_Problem to solve_
Show every line that has the string "description" in it.

_Material for the task_
################

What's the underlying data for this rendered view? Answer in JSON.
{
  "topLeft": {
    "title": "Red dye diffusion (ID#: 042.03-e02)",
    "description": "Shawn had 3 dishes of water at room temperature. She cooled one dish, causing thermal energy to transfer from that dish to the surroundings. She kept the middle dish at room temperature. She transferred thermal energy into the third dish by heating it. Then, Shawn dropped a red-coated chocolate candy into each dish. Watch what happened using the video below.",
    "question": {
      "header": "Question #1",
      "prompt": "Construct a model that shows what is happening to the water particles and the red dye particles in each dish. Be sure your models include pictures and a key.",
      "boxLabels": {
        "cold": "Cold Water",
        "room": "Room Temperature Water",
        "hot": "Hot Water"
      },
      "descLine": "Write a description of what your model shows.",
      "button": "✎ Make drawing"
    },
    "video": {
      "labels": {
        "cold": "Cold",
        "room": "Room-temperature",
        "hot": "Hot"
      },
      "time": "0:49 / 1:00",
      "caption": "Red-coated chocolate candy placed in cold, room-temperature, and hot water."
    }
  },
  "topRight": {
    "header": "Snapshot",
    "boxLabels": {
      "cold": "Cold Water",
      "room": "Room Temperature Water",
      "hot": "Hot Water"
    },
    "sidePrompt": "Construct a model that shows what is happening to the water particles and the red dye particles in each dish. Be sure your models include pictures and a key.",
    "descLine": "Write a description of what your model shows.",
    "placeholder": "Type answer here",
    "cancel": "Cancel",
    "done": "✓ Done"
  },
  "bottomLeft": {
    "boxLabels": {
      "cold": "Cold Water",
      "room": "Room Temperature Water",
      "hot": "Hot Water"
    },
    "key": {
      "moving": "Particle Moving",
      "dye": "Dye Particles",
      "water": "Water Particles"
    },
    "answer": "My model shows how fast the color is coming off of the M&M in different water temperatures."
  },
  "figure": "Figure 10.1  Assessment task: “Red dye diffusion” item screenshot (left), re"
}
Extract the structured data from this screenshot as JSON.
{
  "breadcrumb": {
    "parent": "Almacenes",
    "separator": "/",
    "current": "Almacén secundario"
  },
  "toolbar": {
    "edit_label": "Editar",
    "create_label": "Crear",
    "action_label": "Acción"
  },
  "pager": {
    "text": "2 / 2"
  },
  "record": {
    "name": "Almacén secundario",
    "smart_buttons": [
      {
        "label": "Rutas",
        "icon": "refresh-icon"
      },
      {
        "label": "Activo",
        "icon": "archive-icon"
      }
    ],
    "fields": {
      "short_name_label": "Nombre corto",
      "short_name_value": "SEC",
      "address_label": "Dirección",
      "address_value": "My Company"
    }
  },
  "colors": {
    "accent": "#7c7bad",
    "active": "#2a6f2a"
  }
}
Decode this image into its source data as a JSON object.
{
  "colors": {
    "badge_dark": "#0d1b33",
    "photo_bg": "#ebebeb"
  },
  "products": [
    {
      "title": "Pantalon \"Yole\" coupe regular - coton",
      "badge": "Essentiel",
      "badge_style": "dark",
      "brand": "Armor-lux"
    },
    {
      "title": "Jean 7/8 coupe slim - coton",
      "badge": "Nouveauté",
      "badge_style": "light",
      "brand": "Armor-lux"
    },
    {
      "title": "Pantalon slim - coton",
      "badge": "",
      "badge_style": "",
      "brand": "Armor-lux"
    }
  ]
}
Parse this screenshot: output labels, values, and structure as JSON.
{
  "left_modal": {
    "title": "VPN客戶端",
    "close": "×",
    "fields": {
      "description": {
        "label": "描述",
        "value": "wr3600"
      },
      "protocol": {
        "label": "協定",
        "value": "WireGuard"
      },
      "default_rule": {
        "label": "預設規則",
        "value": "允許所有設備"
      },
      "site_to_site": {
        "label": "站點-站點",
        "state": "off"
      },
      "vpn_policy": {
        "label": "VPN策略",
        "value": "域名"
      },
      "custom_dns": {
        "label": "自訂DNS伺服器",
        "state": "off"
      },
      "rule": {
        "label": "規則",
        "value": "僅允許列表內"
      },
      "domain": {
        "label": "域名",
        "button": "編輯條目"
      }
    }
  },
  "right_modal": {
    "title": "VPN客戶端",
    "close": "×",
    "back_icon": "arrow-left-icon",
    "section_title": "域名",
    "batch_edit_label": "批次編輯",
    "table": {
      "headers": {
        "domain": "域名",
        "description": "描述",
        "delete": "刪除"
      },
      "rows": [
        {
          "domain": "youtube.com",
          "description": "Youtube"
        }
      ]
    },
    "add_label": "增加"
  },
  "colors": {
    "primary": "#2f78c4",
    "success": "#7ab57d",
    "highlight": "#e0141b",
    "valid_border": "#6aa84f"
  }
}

################

_Response below_
    "description": "Shawn had 3 dishes of water at room temperature. She cooled one dish, causing thermal energy to transfer from that dish to the surroundings. She kept the middle dish at room temperature. She transferred thermal energy into the third dish by heating it. Then, Shawn dropped a red-coated chocolate candy into each dish. Watch what happened using the video below.",
      "descLine": "Write a description of what your model shows.",
    "descLine": "Write a description of what your model shows.",
      "description": {
        "description": "描述",
          "description": "Youtube"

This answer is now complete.